A run of records
......
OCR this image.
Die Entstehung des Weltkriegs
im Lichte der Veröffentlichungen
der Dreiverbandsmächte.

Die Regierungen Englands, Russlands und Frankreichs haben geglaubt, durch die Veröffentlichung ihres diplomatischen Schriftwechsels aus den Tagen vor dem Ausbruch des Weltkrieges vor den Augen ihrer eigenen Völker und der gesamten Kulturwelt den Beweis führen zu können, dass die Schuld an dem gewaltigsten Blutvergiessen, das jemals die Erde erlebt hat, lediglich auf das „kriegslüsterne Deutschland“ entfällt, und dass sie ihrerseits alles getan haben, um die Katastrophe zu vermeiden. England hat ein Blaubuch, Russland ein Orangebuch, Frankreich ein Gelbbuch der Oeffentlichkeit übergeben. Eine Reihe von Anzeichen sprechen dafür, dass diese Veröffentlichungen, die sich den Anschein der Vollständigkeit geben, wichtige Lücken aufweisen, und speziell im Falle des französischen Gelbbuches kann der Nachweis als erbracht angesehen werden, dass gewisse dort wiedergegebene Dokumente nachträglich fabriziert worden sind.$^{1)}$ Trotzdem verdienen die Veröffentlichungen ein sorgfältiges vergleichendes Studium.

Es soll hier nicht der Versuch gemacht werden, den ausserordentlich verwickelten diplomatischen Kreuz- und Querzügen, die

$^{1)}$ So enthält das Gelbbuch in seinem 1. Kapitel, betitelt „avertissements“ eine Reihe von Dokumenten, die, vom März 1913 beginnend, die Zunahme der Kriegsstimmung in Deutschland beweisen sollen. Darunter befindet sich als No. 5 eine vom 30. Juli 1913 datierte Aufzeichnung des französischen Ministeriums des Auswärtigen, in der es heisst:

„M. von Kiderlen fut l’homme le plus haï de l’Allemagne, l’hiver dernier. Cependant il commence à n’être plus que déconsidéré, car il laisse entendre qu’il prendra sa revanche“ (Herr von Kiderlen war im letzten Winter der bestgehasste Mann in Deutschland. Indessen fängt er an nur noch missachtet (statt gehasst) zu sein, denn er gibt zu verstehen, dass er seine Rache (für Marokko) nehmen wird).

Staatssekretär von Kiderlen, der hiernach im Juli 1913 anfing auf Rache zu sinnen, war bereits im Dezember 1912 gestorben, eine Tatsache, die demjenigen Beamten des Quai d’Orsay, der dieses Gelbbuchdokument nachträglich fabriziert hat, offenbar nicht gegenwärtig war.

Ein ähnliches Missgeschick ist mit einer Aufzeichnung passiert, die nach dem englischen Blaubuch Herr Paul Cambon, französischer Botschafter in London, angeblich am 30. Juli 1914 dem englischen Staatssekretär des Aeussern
......
**Stated task**
Write out all the records above again, exactly as they stand.

**Written solution**
OCR this image.
Die Entstehung des Weltkriegs
im Lichte der Veröffentlichungen
der Dreiverbandsmächte.

Die Regierungen Englands, Russlands und Frankreichs haben geglaubt, durch die Veröffentlichung ihres diplomatischen Schriftwechsels aus den Tagen vor dem Ausbruch des Weltkrieges vor den Augen ihrer eigenen Völker und der gesamten Kulturwelt den Beweis führen zu können, dass die Schuld an dem gewaltigsten Blutvergiessen, das jemals die Erde erlebt hat, lediglich auf das „kriegslüsterne Deutschland“ entfällt, und dass sie ihrerseits alles getan haben, um die Katastrophe zu vermeiden. England hat ein Blaubuch, Russland ein Orangebuch, Frankreich ein Gelbbuch der Oeffentlichkeit übergeben. Eine Reihe von Anzeichen sprechen dafür, dass diese Veröffentlichungen, die sich den Anschein der Vollständigkeit geben, wichtige Lücken aufweisen, und speziell im Falle des französischen Gelbbuches kann der Nachweis als erbracht angesehen werden, dass gewisse dort wiedergegebene Dokumente nachträglich fabriziert worden sind.$^{1)}$ Trotzdem verdienen die Veröffentlichungen ein sorgfältiges vergleichendes Studium.

Es soll hier nicht der Versuch gemacht werden, den ausserordentlich verwickelten diplomatischen Kreuz- und Querzügen, die

$^{1)}$ So enthält das Gelbbuch in seinem 1. Kapitel, betitelt „avertissements“ eine Reihe von Dokumenten, die, vom März 1913 beginnend, die Zunahme der Kriegsstimmung in Deutschland beweisen sollen. Darunter befindet sich als No. 5 eine vom 30. Juli 1913 datierte Aufzeichnung des französischen Ministeriums des Auswärtigen, in der es heisst:

„M. von Kiderlen fut l’homme le plus haï de l’Allemagne, l’hiver dernier. Cependant il commence à n’être plus que déconsidéré, car il laisse entendre qu’il prendra sa revanche“ (Herr von Kiderlen war im letzten Winter der bestgehasste Mann in Deutschland. Indessen fängt er an nur noch missachtet (statt gehasst) zu sein, denn er gibt zu verstehen, dass er seine Rache (für Marokko) nehmen wird).

Staatssekretär von Kiderlen, der hiernach im Juli 1913 anfing auf Rache zu sinnen, war bereits im Dezember 1912 gestorben, eine Tatsache, die demjenigen Beamten des Quai d’Orsay, der dieses Gelbbuchdokument nachträglich fabriziert hat, offenbar nicht gegenwärtig war.

Ein ähnliches Missgeschick ist mit einer Aufzeichnung passiert, die nach dem englischen Blaubuch Herr Paul Cambon, französischer Botschafter in London, angeblich am 30. Juli 1914 dem englischen Staatssekretär des Aeussern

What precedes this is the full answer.